- Information supplied -
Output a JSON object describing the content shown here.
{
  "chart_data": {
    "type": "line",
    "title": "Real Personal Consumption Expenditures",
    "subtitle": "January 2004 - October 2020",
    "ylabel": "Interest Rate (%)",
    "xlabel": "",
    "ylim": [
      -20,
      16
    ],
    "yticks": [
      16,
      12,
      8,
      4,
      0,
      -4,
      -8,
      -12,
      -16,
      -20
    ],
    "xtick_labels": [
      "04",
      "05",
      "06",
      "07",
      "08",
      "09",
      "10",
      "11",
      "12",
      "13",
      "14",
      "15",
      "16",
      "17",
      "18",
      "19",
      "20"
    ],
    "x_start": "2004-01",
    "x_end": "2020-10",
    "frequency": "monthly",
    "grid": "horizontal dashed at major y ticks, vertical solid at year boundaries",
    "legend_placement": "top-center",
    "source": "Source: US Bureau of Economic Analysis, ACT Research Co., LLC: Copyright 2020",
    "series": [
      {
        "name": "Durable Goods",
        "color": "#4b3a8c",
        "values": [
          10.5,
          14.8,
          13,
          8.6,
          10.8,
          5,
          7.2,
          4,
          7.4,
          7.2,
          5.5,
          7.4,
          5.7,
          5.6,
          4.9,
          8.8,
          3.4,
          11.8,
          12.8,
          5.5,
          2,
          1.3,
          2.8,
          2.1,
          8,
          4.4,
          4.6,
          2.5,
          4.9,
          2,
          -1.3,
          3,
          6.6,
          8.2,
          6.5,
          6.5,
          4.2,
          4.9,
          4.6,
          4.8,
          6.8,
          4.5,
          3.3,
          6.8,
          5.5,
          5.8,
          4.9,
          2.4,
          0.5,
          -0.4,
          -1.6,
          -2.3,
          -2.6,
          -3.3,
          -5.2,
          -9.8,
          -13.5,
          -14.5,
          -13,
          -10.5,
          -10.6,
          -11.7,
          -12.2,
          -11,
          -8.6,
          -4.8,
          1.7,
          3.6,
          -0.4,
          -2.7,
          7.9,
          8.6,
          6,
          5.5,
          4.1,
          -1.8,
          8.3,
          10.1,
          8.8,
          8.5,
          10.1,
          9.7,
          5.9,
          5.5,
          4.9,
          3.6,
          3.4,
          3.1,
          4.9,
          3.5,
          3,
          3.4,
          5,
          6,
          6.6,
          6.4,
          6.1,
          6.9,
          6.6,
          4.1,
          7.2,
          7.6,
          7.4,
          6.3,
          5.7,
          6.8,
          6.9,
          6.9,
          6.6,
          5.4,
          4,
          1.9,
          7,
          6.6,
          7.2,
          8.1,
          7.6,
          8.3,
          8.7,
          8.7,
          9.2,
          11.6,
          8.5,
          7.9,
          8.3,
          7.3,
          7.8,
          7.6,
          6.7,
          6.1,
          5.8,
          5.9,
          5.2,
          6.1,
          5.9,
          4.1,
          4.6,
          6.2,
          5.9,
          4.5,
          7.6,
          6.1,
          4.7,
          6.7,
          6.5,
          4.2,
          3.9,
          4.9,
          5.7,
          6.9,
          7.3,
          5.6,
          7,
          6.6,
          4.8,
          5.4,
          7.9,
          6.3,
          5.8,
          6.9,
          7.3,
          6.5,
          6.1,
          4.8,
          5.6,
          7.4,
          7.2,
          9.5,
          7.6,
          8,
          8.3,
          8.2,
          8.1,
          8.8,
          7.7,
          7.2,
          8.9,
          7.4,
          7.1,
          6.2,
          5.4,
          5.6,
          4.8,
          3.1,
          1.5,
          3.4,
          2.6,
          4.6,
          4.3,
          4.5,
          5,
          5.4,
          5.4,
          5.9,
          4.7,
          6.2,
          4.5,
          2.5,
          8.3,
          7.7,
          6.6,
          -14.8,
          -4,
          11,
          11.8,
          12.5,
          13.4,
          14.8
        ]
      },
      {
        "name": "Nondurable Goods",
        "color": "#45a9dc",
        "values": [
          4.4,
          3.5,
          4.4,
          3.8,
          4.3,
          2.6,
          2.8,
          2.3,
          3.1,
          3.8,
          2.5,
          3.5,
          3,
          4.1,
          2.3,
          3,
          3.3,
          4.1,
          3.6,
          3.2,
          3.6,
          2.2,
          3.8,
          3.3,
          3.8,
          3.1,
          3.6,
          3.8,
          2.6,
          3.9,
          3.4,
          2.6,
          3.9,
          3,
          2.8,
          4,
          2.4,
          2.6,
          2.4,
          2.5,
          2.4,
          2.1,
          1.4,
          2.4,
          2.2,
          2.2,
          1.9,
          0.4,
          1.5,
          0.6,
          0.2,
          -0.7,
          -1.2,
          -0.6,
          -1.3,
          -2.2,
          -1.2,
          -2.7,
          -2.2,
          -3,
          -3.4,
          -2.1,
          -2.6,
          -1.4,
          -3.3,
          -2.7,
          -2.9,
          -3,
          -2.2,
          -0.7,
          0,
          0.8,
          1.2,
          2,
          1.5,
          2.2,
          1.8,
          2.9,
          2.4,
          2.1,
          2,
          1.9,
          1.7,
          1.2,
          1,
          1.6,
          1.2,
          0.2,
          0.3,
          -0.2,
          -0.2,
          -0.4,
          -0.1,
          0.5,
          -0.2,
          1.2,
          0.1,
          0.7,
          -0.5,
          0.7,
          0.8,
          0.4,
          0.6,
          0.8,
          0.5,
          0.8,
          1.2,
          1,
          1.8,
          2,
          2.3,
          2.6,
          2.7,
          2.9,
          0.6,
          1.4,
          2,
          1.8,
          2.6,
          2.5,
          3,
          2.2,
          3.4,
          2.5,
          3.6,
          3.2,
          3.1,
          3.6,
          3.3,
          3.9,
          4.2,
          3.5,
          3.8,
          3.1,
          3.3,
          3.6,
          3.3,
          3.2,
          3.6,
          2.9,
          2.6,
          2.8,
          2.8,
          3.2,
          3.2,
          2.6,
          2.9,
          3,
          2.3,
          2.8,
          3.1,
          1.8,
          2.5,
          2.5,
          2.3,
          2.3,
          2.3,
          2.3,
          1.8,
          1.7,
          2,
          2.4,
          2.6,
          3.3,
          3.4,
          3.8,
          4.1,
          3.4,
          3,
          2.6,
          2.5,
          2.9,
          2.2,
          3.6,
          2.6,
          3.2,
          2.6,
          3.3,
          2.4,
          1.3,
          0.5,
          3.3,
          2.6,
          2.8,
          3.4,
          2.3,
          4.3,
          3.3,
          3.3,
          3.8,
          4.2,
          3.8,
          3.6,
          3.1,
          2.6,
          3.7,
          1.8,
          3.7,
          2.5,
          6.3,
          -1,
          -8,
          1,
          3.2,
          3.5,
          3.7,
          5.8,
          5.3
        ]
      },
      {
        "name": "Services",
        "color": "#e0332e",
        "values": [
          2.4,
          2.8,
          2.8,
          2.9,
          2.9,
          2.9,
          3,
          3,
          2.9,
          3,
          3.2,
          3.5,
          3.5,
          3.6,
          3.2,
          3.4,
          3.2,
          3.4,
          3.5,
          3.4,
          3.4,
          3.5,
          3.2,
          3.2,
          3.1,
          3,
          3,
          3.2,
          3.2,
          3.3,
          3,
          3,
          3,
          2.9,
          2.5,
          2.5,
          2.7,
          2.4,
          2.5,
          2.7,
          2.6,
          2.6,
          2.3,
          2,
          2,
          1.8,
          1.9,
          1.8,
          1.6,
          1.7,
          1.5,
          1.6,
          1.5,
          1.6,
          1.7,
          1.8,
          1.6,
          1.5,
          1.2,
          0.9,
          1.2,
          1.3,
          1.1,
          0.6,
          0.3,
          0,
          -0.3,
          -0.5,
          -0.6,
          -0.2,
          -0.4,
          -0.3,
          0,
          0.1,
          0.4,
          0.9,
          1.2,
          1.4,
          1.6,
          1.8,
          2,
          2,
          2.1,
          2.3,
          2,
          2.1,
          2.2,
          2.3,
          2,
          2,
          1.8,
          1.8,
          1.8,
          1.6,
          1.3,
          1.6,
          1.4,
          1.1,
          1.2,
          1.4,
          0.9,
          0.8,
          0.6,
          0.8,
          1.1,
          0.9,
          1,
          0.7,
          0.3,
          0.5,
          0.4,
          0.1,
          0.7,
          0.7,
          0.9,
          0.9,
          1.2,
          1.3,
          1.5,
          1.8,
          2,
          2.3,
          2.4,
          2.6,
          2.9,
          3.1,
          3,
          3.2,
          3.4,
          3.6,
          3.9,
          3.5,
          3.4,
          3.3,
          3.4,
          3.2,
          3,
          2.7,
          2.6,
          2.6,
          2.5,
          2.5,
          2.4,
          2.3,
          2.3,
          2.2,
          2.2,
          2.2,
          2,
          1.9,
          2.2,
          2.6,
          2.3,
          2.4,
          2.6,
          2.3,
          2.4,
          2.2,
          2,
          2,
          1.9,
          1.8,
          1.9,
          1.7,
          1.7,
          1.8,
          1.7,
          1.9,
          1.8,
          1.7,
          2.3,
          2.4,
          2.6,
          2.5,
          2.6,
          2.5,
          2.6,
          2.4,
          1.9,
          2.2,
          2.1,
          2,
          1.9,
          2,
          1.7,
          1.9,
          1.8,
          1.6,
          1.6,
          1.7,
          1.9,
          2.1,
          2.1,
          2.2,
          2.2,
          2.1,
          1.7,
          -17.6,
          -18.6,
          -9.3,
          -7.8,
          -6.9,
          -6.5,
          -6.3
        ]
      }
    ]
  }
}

- Stated problem -
Find all lines holding the string "color" and copy them.

- Task response -
        "color": "#4b3a8c",
        "color": "#45a9dc",
        "color": "#e0332e",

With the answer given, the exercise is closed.